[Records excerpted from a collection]
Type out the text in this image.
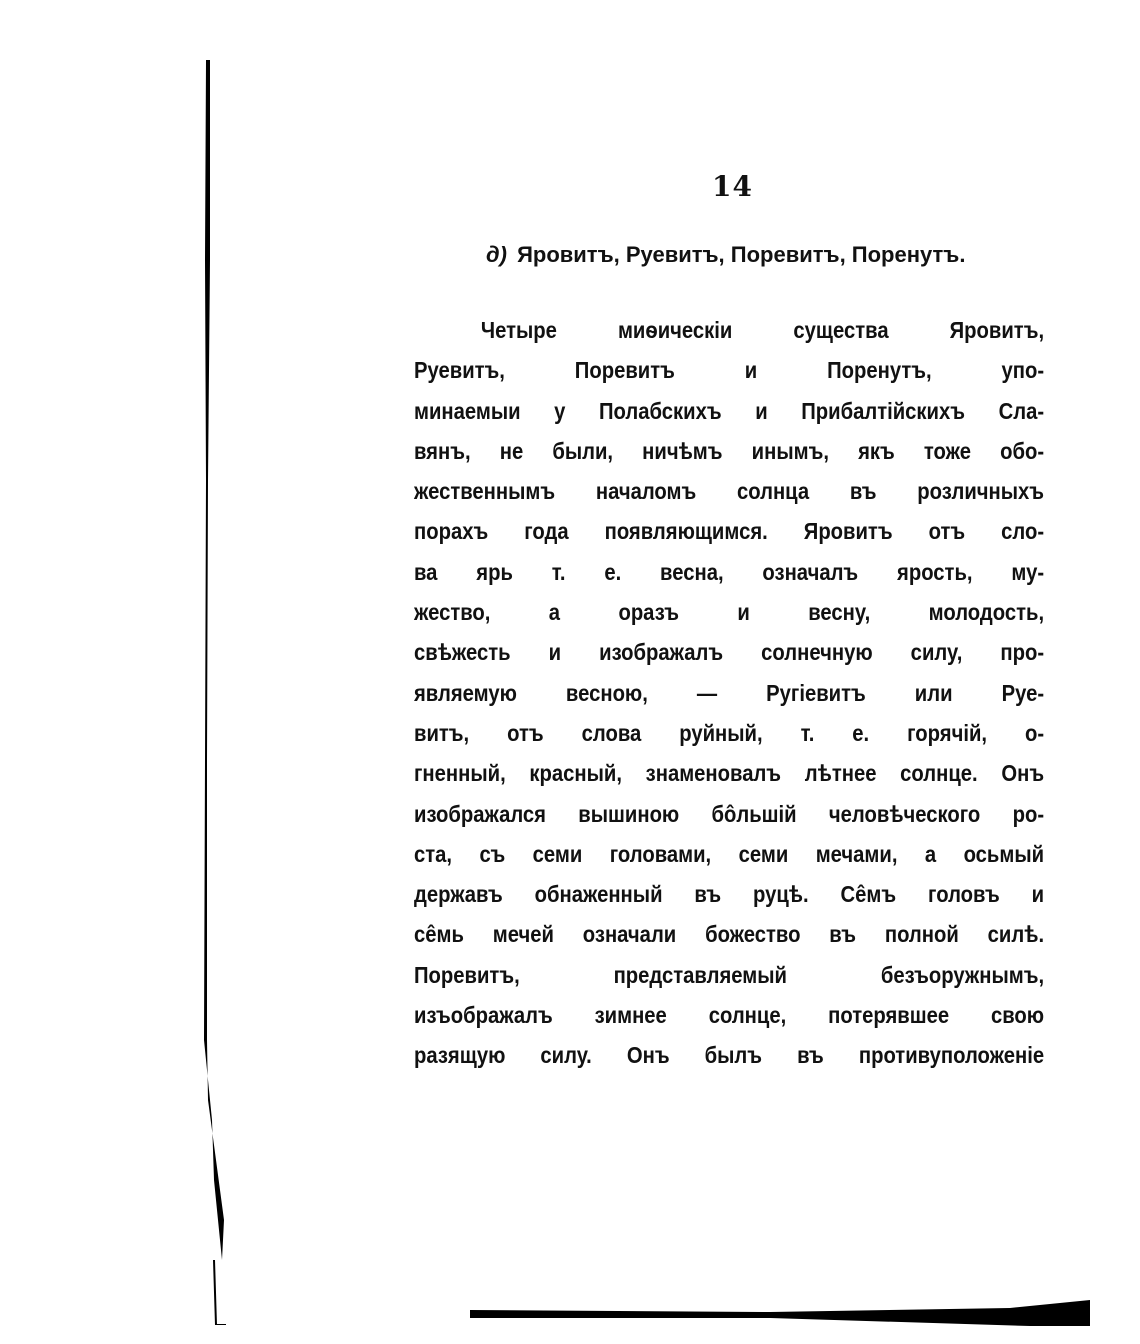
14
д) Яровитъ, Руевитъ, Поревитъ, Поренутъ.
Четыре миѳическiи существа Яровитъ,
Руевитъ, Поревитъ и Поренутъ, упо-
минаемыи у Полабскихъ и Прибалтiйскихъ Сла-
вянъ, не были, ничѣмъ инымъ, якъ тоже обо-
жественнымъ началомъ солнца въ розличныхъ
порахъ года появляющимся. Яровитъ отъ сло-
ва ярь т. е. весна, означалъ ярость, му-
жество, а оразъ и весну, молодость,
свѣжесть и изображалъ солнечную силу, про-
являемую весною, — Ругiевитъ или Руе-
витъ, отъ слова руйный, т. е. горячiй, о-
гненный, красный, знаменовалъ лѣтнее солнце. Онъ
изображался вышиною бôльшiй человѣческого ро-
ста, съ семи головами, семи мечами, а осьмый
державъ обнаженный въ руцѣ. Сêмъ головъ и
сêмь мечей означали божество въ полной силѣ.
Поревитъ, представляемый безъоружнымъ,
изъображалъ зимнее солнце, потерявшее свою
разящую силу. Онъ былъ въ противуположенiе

● STATED EXERCISE
Show the lines where the word "Руевитъ" appears in the entries.

● TASK RESPONSE
д) Яровитъ, Руевитъ, Поревитъ, Поренутъ.
Руевитъ, Поревитъ и Поренутъ, упо-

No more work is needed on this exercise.